:: Given records ::
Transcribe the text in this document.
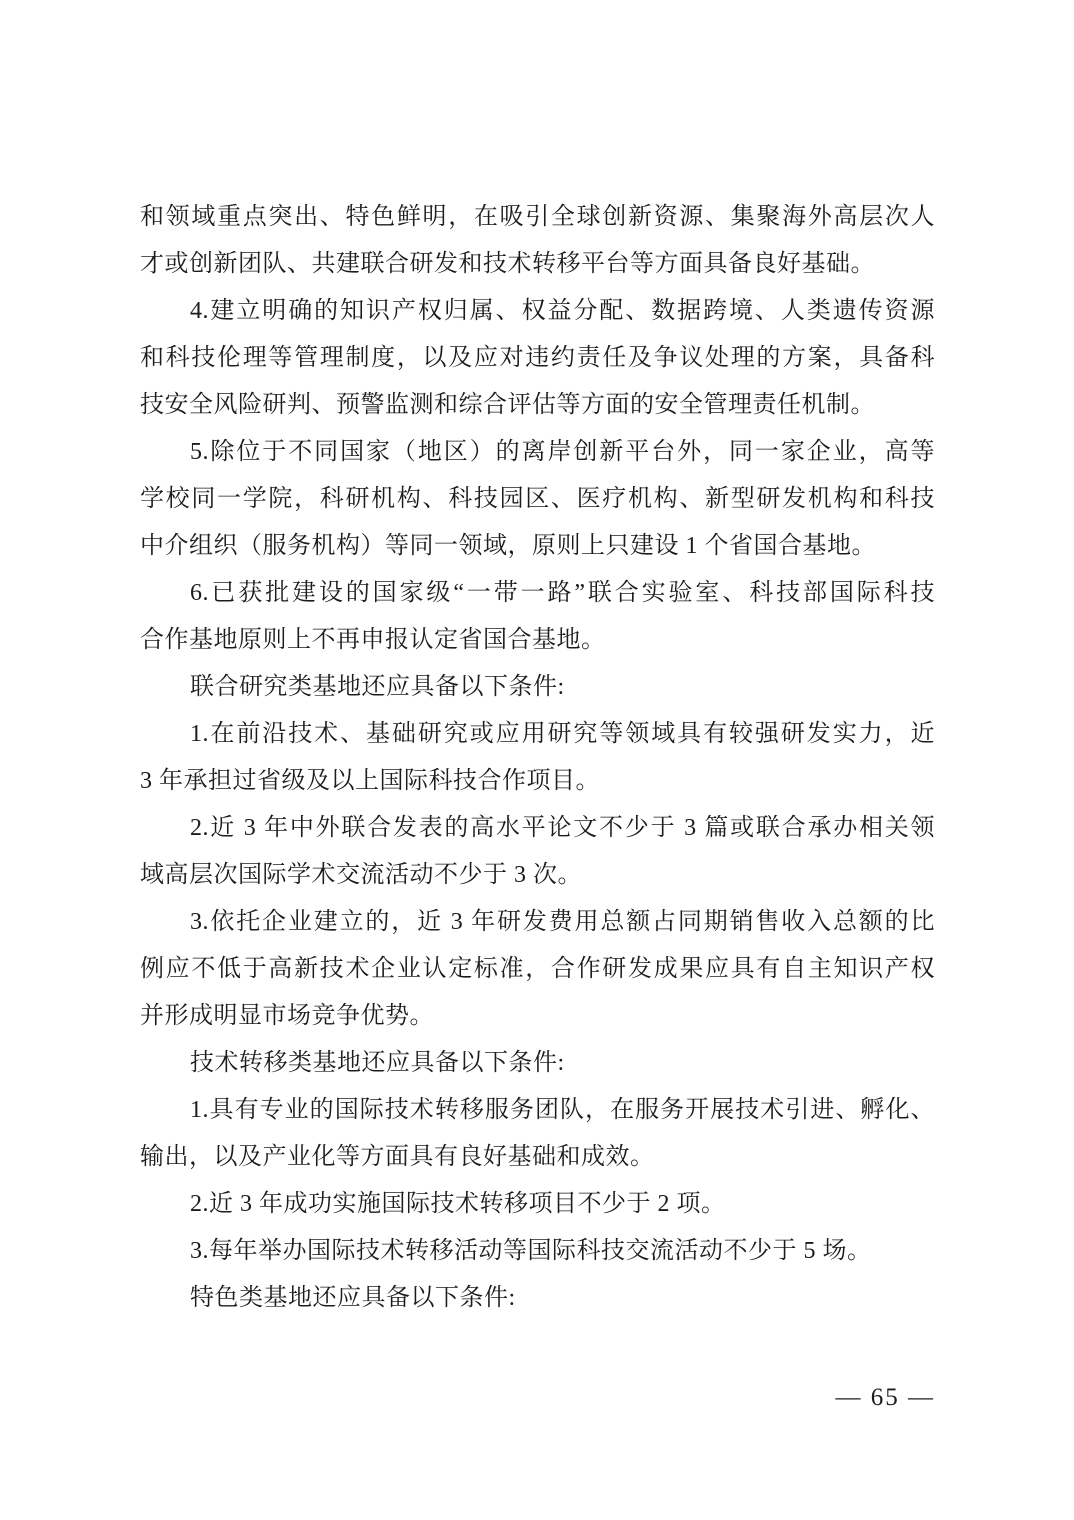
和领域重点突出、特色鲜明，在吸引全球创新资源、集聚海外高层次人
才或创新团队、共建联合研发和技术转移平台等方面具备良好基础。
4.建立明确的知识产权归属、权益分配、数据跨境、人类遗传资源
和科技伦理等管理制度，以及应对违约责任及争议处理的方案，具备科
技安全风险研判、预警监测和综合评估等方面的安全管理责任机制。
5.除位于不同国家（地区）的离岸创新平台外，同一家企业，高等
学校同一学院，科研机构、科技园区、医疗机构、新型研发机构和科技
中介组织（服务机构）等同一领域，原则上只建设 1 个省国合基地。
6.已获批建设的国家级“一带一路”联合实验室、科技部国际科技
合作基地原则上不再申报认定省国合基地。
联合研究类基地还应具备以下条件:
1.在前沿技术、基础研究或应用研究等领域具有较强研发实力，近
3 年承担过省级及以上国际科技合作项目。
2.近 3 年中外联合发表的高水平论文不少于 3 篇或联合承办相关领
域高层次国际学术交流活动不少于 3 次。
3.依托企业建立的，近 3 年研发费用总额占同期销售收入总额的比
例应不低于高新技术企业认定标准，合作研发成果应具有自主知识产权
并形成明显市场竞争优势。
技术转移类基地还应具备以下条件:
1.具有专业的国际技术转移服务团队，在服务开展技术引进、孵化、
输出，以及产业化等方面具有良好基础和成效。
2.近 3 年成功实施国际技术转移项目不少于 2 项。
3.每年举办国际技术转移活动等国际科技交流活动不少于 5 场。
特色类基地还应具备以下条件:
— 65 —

:: Exercise objective ::
Copy out all the records exactly, excluding pictures.

:: Task output ::
Transcribe the text in this document.
和领域重点突出、特色鲜明，在吸引全球创新资源、集聚海外高层次人
才或创新团队、共建联合研发和技术转移平台等方面具备良好基础。
4.建立明确的知识产权归属、权益分配、数据跨境、人类遗传资源
和科技伦理等管理制度，以及应对违约责任及争议处理的方案，具备科
技安全风险研判、预警监测和综合评估等方面的安全管理责任机制。
5.除位于不同国家（地区）的离岸创新平台外，同一家企业，高等
学校同一学院，科研机构、科技园区、医疗机构、新型研发机构和科技
中介组织（服务机构）等同一领域，原则上只建设 1 个省国合基地。
6.已获批建设的国家级“一带一路”联合实验室、科技部国际科技
合作基地原则上不再申报认定省国合基地。
联合研究类基地还应具备以下条件:
1.在前沿技术、基础研究或应用研究等领域具有较强研发实力，近
3 年承担过省级及以上国际科技合作项目。
2.近 3 年中外联合发表的高水平论文不少于 3 篇或联合承办相关领
域高层次国际学术交流活动不少于 3 次。
3.依托企业建立的，近 3 年研发费用总额占同期销售收入总额的比
例应不低于高新技术企业认定标准，合作研发成果应具有自主知识产权
并形成明显市场竞争优势。
技术转移类基地还应具备以下条件:
1.具有专业的国际技术转移服务团队，在服务开展技术引进、孵化、
输出，以及产业化等方面具有良好基础和成效。
2.近 3 年成功实施国际技术转移项目不少于 2 项。
3.每年举办国际技术转移活动等国际科技交流活动不少于 5 场。
特色类基地还应具备以下条件:
— 65 —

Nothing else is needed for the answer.